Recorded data
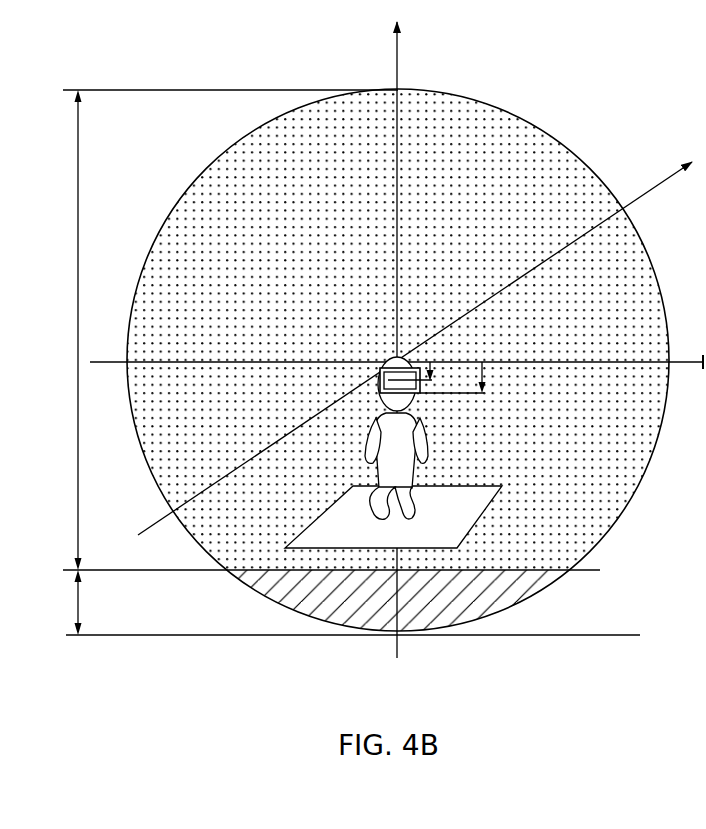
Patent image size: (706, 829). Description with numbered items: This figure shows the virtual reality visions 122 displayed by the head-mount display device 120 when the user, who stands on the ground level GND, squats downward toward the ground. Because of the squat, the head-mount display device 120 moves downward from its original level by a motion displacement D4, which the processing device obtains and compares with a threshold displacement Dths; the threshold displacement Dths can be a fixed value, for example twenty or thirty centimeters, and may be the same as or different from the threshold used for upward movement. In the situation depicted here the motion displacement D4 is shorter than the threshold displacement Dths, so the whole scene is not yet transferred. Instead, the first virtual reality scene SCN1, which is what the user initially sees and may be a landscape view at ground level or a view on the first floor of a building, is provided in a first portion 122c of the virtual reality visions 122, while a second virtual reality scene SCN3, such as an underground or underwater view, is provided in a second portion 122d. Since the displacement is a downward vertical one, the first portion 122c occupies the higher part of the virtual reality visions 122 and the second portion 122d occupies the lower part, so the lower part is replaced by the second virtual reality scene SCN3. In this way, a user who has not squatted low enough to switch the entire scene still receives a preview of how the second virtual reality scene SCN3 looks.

The virtual reality visions 122 is at (400, 354).
The first portion 122c is at (312, 330).
The second portion 122d is at (331, 602).
The head-mount display device 120 is at (380, 392).
The motion displacement D4 is at (429, 375).
The threshold displacement Dths is at (481, 377).
The first virtual reality scene SCN1 is at (283, 269).
The second virtual reality scene SCN3 is at (427, 612).
The ground level GND is at (488, 505).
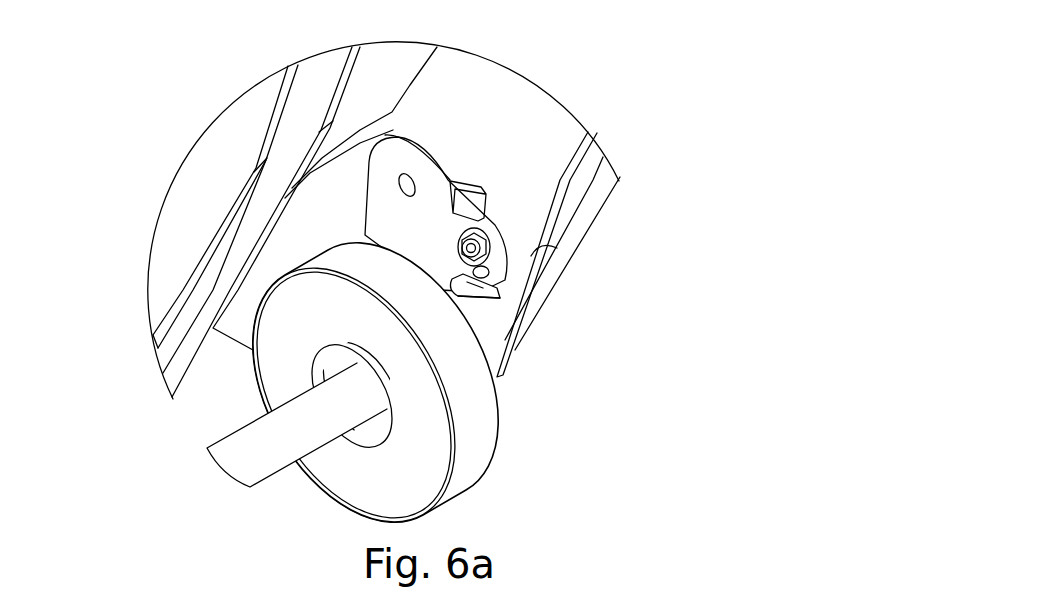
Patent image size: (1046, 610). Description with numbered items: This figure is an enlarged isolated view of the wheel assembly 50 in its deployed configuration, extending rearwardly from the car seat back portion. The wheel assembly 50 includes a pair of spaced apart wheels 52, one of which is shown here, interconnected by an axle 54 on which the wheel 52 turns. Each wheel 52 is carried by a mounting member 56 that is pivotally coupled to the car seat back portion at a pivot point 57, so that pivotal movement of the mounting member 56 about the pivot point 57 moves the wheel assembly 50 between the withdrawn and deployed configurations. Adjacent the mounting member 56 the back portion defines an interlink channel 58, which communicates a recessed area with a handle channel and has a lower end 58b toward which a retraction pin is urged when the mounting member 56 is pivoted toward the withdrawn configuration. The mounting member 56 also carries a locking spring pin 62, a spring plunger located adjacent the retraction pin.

The wheel assembly 50 is at (276, 505).
The wheel 52 is at (417, 465).
The axle 54 is at (248, 450).
The mounting member 56 is at (435, 205).
The pivot point 57 is at (392, 188).
The interlink channel 58 is at (468, 287).
The lower end of interlink channel 58b is at (473, 297).
The locking spring pin 62 is at (480, 243).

EXERCISE AIM :: Change every "Patent image size" in the data above to "Figure dimensions" and copy out all the rest as it is. Leave the pictures out.

EXERCISE OUTPUT ::
Figure dimensions: (706, 829). Description with numbered items: This figure shows the virtual reality visions 122 displayed by the head-mount display device 120 when the user, who stands on the ground level GND, squats downward toward the ground. Because of the squat, the head-mount display device 120 moves downward from its original level by a motion displacement D4, which the processing device obtains and compares with a threshold displacement Dths; the threshold displacement Dths can be a fixed value, for example twenty or thirty centimeters, and may be the same as or different from the threshold used for upward movement. In the situation depicted here the motion displacement D4 is shorter than the threshold displacement Dths, so the whole scene is not yet transferred. Instead, the first virtual reality scene SCN1, which is what the user initially sees and may be a landscape view at ground level or a view on the first floor of a building, is provided in a first portion 122c of the virtual reality visions 122, while a second virtual reality scene SCN3, such as an underground or underwater view, is provided in a second portion 122d. Since the displacement is a downward vertical one, the first portion 122c occupies the higher part of the virtual reality visions 122 and the second portion 122d occupies the lower part, so the lower part is replaced by the second virtual reality scene SCN3. In this way, a user who has not squatted low enough to switch the entire scene still receives a preview of how the second virtual reality scene SCN3 looks.

The virtual reality visions 122 is at (400, 354).
The first portion 122c is at (312, 330).
The second portion 122d is at (331, 602).
The head-mount display device 120 is at (380, 392).
The motion displacement D4 is at (429, 375).
The threshold displacement Dths is at (481, 377).
The first virtual reality scene SCN1 is at (283, 269).
The second virtual reality scene SCN3 is at (427, 612).
The ground level GND is at (488, 505).
Figure dimensions: (1046, 610). Description with numbered items: This figure is an enlarged isolated view of the wheel assembly 50 in its deployed configuration, extending rearwardly from the car seat back portion. The wheel assembly 50 includes a pair of spaced apart wheels 52, one of which is shown here, interconnected by an axle 54 on which the wheel 52 turns. Each wheel 52 is carried by a mounting member 56 that is pivotally coupled to the car seat back portion at a pivot point 57, so that pivotal movement of the mounting member 56 about the pivot point 57 moves the wheel assembly 50 between the withdrawn and deployed configurations. Adjacent the mounting member 56 the back portion defines an interlink channel 58, which communicates a recessed area with a handle channel and has a lower end 58b toward which a retraction pin is urged when the mounting member 56 is pivoted toward the withdrawn configuration. The mounting member 56 also carries a locking spring pin 62, a spring plunger located adjacent the retraction pin.

The wheel assembly 50 is at (276, 505).
The wheel 52 is at (417, 465).
The axle 54 is at (248, 450).
The mounting member 56 is at (435, 205).
The pivot point 57 is at (392, 188).
The interlink channel 58 is at (468, 287).
The lower end of interlink channel 58b is at (473, 297).
The locking spring pin 62 is at (480, 243).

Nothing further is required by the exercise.